• DIRECTIONS FOR THIS TASK:
Gather each line containing the string "document" from these entries.

Dataset items
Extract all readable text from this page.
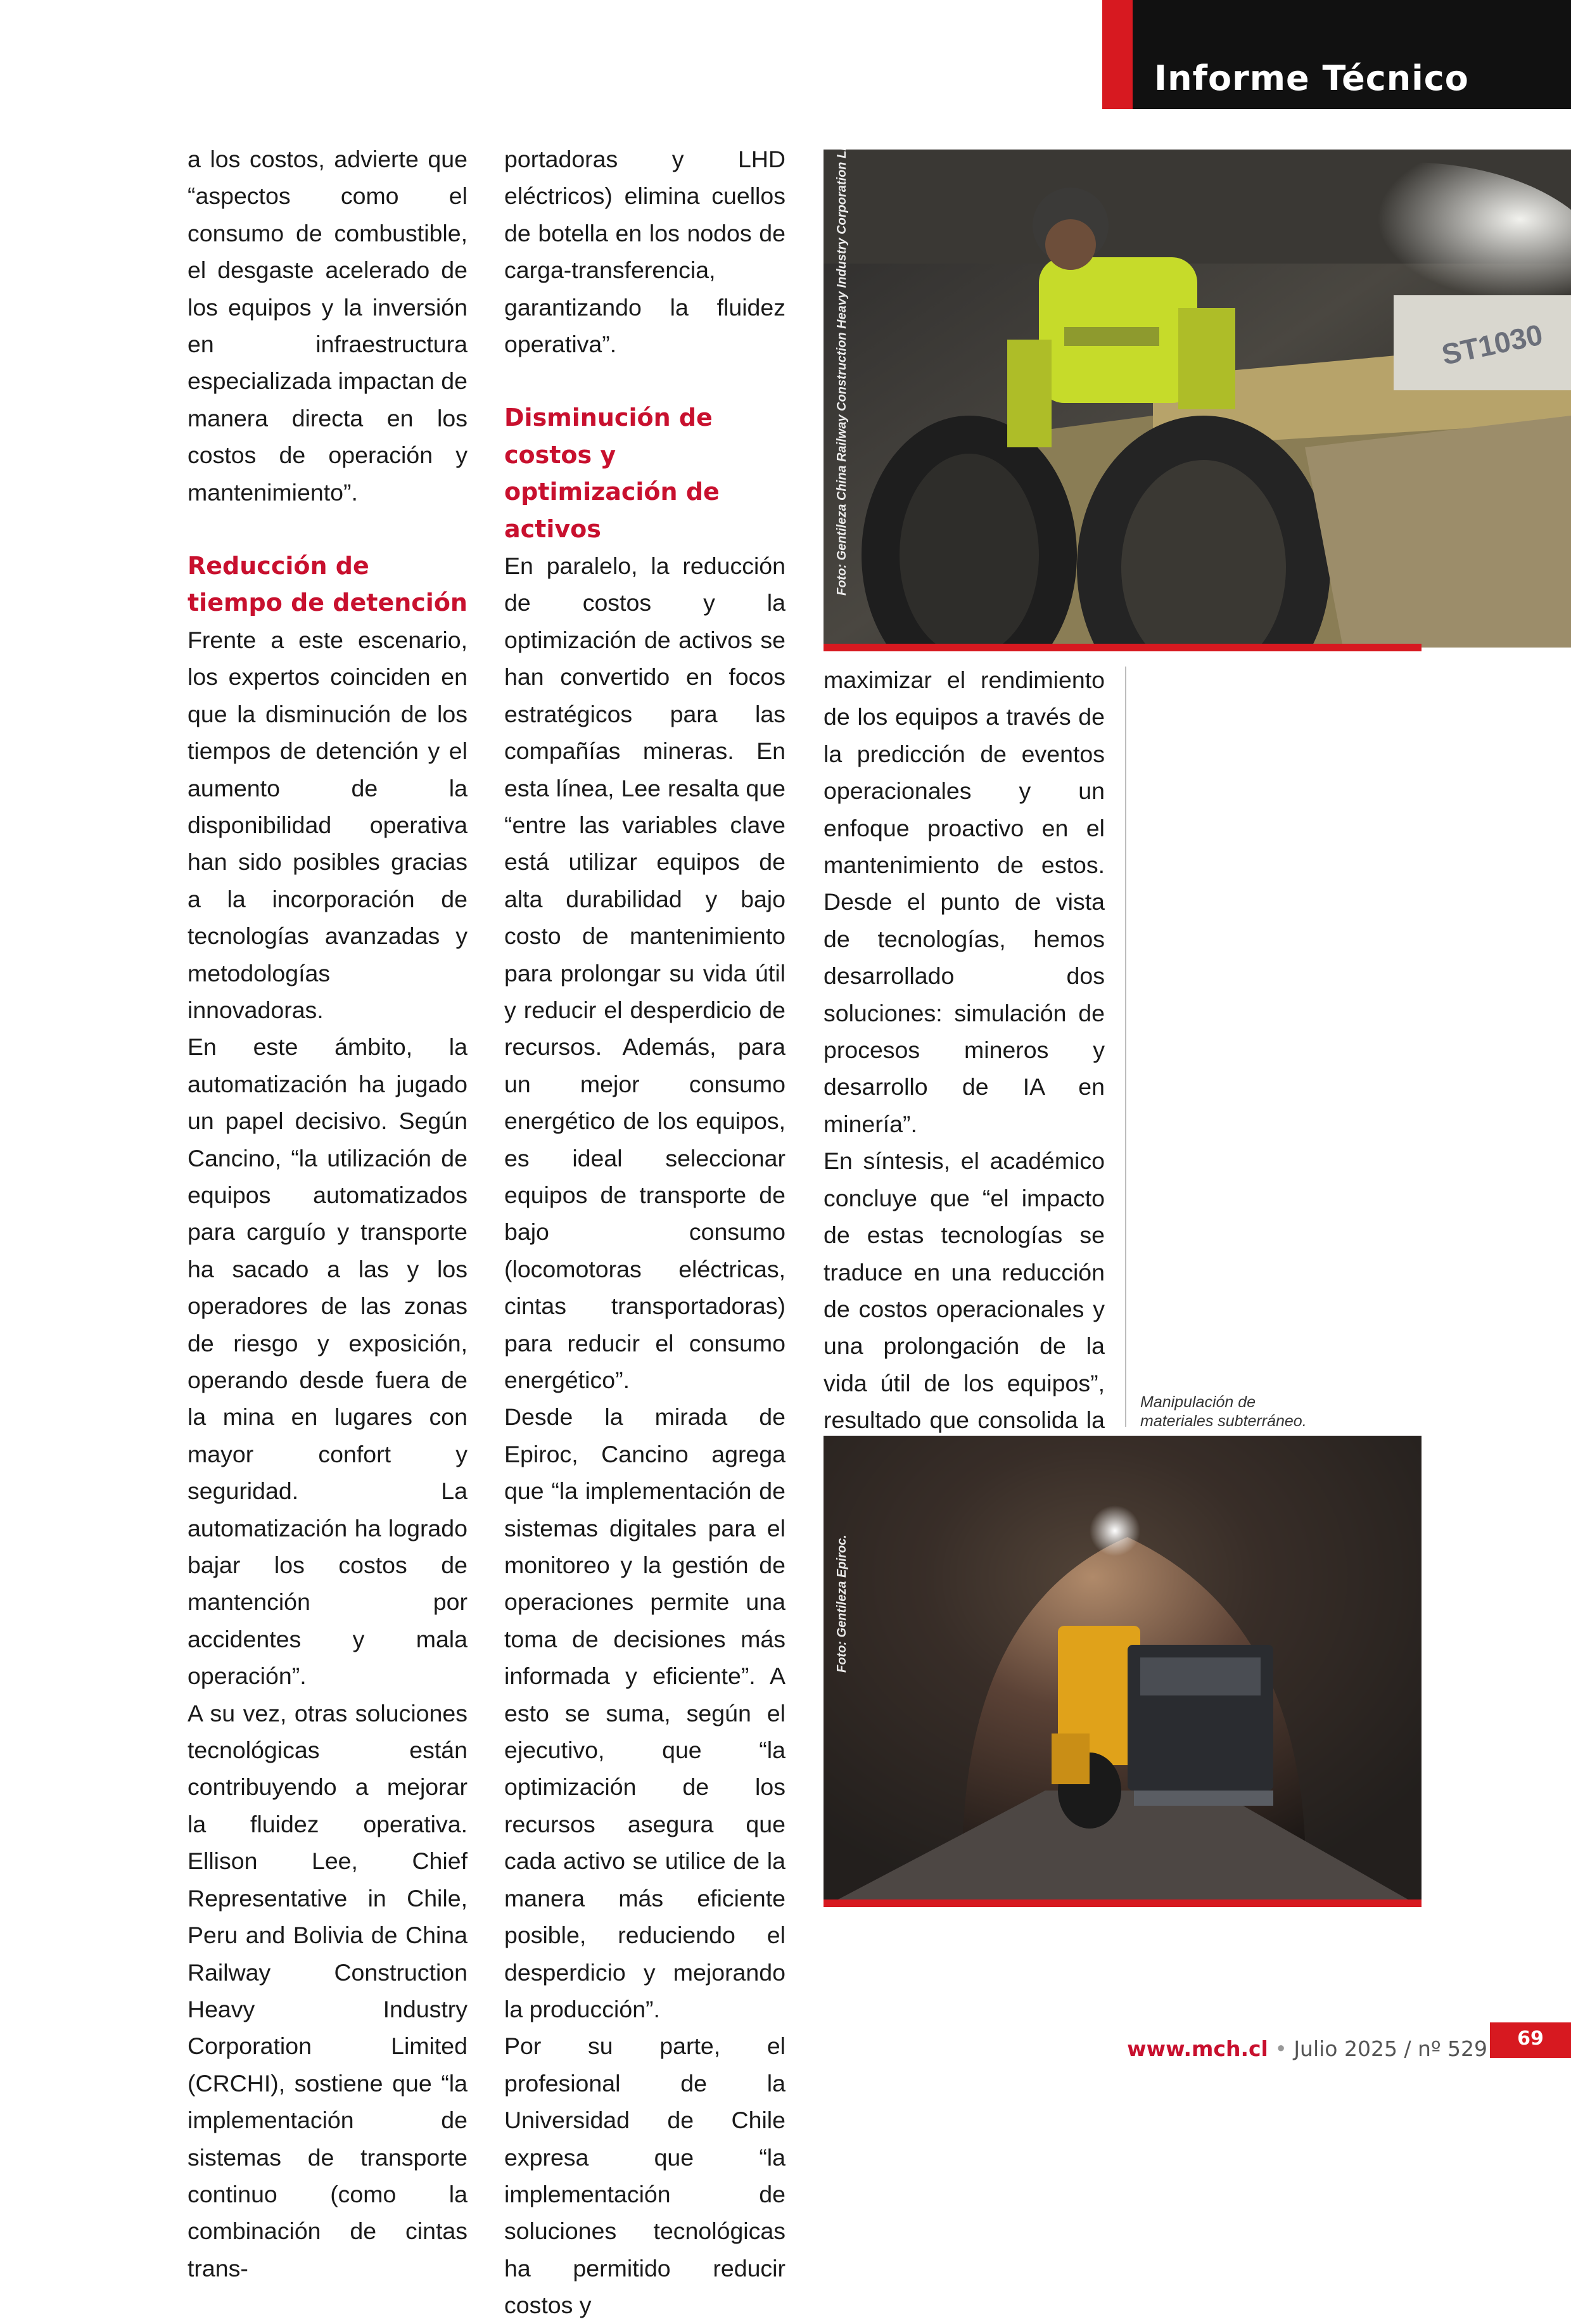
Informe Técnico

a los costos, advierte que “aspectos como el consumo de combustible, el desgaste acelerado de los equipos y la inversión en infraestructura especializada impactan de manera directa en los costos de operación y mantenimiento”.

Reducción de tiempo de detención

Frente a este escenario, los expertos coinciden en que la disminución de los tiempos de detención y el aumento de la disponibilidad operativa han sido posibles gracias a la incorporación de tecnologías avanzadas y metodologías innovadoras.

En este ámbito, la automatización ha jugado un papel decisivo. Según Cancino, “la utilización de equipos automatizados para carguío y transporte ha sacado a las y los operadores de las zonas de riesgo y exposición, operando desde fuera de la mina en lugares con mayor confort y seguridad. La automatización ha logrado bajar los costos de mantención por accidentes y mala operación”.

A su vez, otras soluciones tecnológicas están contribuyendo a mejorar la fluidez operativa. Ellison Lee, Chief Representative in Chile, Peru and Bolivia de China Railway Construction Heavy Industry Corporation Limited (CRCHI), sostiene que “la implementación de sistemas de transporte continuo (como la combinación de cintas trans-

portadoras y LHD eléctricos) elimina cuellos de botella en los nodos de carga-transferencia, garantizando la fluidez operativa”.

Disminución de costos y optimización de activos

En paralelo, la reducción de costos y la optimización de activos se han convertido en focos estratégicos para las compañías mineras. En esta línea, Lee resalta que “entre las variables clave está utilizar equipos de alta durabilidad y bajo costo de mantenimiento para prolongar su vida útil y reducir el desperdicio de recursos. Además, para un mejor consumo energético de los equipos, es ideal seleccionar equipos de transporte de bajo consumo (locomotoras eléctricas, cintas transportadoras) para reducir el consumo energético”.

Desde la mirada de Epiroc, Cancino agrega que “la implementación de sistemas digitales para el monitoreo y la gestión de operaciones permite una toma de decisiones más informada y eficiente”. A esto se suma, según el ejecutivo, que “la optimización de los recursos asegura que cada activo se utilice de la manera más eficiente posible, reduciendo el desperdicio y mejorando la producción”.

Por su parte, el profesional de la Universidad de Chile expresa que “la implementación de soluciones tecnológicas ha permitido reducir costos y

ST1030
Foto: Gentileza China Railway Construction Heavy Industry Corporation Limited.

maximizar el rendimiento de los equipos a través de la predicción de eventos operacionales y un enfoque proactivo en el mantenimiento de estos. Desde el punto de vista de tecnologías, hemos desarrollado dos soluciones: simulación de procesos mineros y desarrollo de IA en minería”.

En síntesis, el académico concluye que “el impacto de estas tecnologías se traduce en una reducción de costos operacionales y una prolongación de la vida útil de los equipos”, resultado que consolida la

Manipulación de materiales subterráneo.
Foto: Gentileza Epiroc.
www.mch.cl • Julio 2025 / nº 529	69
* * *
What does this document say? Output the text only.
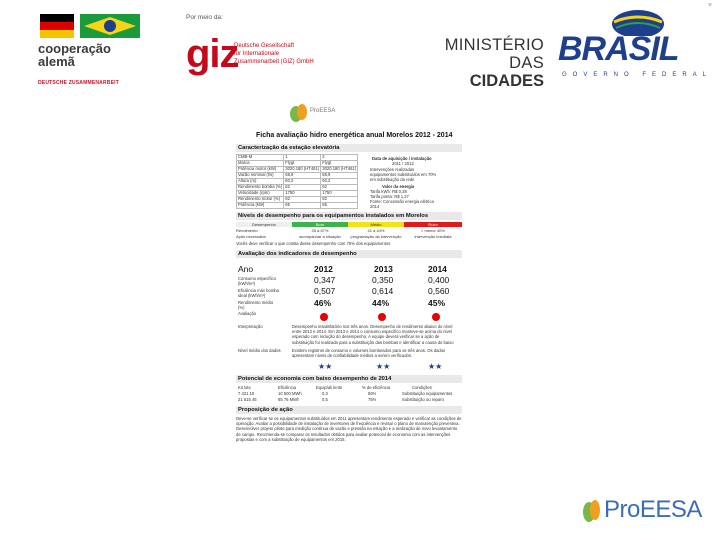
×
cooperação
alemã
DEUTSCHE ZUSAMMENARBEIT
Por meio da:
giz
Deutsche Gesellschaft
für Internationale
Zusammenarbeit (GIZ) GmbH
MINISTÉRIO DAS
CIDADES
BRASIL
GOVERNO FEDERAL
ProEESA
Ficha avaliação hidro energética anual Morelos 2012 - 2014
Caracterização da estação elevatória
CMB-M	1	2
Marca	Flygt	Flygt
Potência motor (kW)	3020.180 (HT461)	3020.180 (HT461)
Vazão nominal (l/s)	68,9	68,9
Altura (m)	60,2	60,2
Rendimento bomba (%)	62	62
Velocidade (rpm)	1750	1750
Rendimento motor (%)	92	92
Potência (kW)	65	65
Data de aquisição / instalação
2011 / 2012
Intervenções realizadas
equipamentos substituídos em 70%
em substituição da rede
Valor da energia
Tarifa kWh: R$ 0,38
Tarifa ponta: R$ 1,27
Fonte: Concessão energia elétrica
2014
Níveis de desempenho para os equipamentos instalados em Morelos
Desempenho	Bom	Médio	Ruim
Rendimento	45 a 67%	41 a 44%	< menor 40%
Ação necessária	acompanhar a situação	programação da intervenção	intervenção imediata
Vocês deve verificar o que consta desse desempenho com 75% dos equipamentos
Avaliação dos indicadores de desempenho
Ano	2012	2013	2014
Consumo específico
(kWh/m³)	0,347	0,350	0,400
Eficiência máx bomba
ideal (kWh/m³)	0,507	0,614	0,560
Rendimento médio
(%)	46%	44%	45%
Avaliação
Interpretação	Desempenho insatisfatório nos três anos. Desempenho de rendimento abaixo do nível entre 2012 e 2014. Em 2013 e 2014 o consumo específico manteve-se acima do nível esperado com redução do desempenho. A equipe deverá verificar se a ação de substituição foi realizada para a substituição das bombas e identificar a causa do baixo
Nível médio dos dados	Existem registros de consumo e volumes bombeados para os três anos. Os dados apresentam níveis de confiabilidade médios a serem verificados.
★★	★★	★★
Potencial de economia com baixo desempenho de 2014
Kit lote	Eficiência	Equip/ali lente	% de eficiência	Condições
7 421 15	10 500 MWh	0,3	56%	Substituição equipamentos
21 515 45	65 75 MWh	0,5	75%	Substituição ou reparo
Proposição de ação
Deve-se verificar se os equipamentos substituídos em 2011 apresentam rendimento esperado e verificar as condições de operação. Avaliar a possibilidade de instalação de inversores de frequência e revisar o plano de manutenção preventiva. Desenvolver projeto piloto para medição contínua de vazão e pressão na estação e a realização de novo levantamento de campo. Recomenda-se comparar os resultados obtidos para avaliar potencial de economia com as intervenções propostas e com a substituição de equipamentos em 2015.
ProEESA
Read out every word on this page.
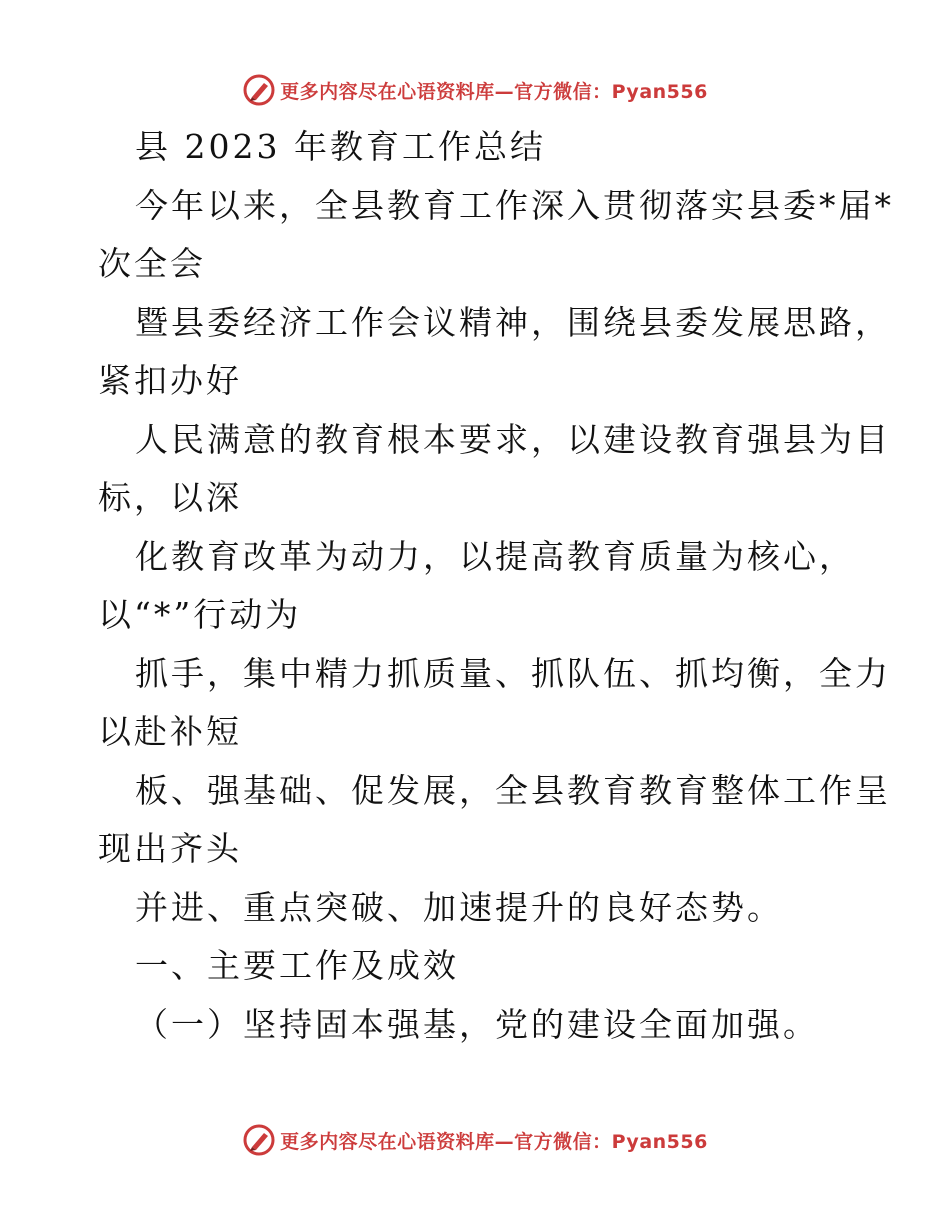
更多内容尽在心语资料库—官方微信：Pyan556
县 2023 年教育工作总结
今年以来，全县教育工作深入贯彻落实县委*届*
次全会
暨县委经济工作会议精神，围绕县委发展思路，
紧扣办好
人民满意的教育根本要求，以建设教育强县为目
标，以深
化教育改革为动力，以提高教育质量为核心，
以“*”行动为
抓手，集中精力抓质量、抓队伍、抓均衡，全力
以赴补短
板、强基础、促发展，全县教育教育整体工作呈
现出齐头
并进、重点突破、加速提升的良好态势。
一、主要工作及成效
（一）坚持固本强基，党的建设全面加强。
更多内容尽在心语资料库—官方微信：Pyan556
--
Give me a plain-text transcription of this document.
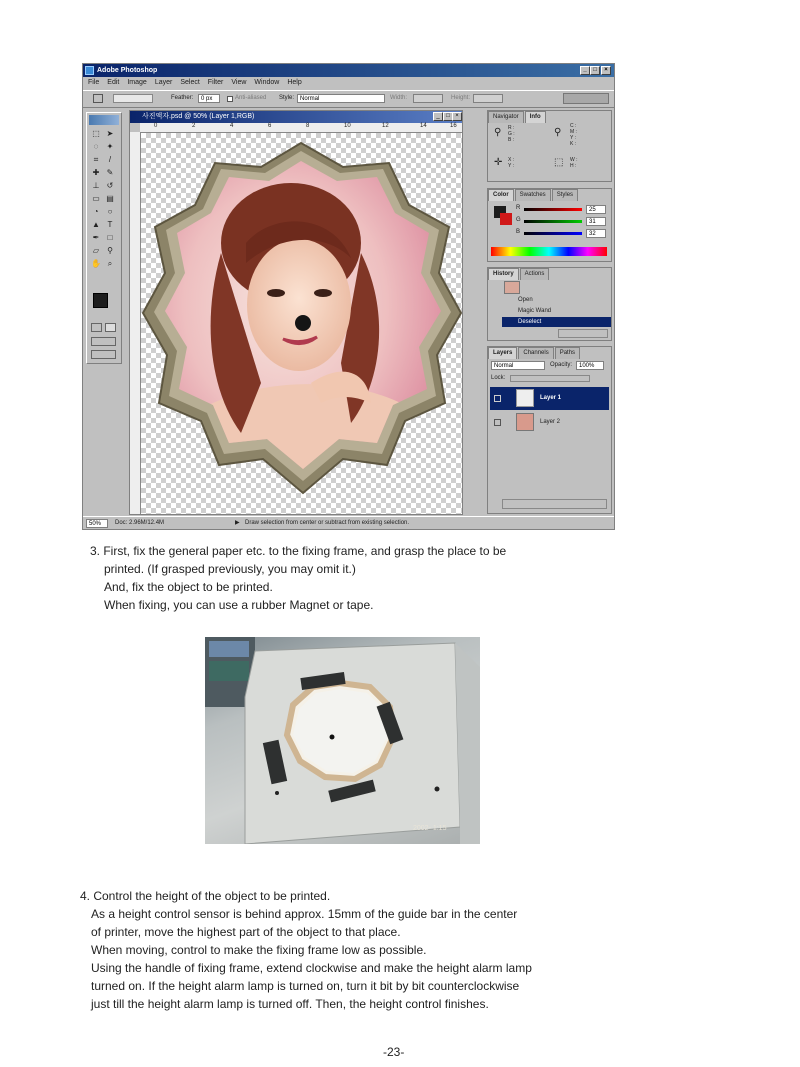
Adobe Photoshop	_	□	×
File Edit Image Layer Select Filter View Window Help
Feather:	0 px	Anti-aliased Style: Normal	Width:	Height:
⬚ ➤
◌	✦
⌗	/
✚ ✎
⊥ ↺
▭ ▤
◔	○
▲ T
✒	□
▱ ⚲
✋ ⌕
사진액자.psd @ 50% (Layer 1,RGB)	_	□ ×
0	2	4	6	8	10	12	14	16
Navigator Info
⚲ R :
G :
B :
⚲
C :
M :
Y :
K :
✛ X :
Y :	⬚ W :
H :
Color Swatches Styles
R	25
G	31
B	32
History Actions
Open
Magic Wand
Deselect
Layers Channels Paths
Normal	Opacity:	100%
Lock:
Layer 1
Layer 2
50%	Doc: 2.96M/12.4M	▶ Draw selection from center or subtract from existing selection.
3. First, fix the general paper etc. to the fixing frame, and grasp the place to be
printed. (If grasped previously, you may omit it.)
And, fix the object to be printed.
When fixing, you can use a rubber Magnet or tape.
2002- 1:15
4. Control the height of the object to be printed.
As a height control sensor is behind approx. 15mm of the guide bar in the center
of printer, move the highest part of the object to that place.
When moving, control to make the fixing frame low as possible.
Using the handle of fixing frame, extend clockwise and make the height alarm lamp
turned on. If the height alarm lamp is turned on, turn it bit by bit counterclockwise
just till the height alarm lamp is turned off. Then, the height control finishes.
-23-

• THE RESPONSE:
What does this document say? Output the text only.
Give me a plain-text transcription of this document.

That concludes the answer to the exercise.